Datameer had a security concern regarding access via the REST API. Before, users with the role of Analyst were able to change the ownership of files within Datameer using the REST API without the correct permission settings.

New behavior

The security concern has been corrected. Because the role of Analyst doesn't have the setting "User can modify every file and folder" enabled, users operating under these permissions are unable to change the ownership of an artifact via the REST API. 

If a user doesn't have the correct permissions to change the owner of an artifact, they now receive the following error message:

File doesn’t exist or isn’t accessible with current permissions

Best Practices

In the interest of security, it is critical to create user roles with the appropriate capabilities. Datameer ships with two default user roles (ADMIN and ANALYST). These can be used as examples, to create user roles that match your organization.

Versions affected

  • 6.4.9 (Ownership change)
  • 7.1.5, 7.1.7 
  • 7.2.1, 7.2.3

Ticket reference

  • DAP-32715
  • DAP-32729

The REST API Now Properly Respects the Role Permissions for Downloading Workbook Data

Previous behavior

Datameer had a security concern regarding access via the REST API. Even when the permission setting "Download - allows to download workbook results data" wasn't set in the User Role settings, registered users could still use the REST API to download data from a workbook.

New behavior

The security concern has been corrected. Now, users in roles without the setting "Download" under Workbooks aren't able to download workbook data using the REST API. 

Best Practices

Datameer strongly recommends to ensure that only necessary users have the ability to download workbook data. If single users need the ability to download workbook data, best practices is to create a new role for that user

To allow a user role to download workbook data, go to the user role settings and enable "Download" under Workbooks.

Versions affected

  • 6.4.9 
  • 7.1.5
  • 7.2.1 
  • 7.4.0

Ticket reference

  • DAP-32729

CSRF Token Lifetime is Tied to Session Length

Overview

Datameer found an error in our CSRF token handling. This has been fixed and CSRF token lifetime is now tied to the session length. When a user reloads a page or affects a change in the UI, both the session length and the CSRF token are renewed. The default session length and CSRF token lifetime are ten minutes.

Previous behavior

Datameer's CSRF tokens weren't timing out correctly intended which created a security concern. 

New behavior

Datameer now creates functional CSRF tokens that are valid per HTTP session. Both the CSRF token and Datameer session have a timeout after 10 minutes of inactivity. When a timeout occurs, a new token is created with a successful login.  

No change when using the REST API as the CSRF tokens aren't required when an HTTP session hasn't been established.

************

### Instruction
Write out a passage of the Datameer security notes word for word, beginning at the words "CSRF Token Lifetime is Tied" and stopping after "are ten minutes.". The listing has no connection to the Datameer security notes.

************

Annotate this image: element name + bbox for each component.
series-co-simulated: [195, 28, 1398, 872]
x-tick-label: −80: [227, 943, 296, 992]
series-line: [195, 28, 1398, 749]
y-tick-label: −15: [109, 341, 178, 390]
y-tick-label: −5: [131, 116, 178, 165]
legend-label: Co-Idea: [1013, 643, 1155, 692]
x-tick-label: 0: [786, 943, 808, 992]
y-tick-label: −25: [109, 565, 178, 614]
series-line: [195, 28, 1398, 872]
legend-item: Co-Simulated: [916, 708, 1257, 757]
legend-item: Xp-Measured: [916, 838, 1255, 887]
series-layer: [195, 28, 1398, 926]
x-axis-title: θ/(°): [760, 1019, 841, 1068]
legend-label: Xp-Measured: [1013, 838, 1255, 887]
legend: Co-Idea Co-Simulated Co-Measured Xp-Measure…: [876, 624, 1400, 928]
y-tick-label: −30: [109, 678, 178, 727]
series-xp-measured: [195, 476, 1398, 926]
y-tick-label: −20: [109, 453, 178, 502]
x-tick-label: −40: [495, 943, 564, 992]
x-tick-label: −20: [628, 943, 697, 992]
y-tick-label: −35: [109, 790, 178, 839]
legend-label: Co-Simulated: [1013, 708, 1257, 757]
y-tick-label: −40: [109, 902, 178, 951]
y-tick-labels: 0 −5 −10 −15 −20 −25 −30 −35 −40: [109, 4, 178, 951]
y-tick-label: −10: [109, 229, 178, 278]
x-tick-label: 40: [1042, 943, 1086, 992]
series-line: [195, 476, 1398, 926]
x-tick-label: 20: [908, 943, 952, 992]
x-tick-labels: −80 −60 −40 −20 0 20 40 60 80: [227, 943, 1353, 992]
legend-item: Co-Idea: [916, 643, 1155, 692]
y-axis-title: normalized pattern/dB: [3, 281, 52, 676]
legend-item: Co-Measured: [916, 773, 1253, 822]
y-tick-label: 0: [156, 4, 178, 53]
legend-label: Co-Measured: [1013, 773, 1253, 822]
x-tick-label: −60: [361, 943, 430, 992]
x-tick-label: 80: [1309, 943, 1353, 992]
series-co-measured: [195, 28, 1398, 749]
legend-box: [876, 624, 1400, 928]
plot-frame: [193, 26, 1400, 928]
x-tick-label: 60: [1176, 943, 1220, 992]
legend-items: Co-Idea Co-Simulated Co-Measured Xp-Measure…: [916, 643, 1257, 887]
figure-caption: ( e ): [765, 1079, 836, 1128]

************

### Answer below
CSRF Token Lifetime is Tied to Session Length

Overview

Datameer found an error in our CSRF token handling. This has been fixed and CSRF token lifetime is now tied to the session length. When a user reloads a page or affects a change in the UI, both the session length and the CSRF token are renewed. The default session length and CSRF token lifetime are ten minutes.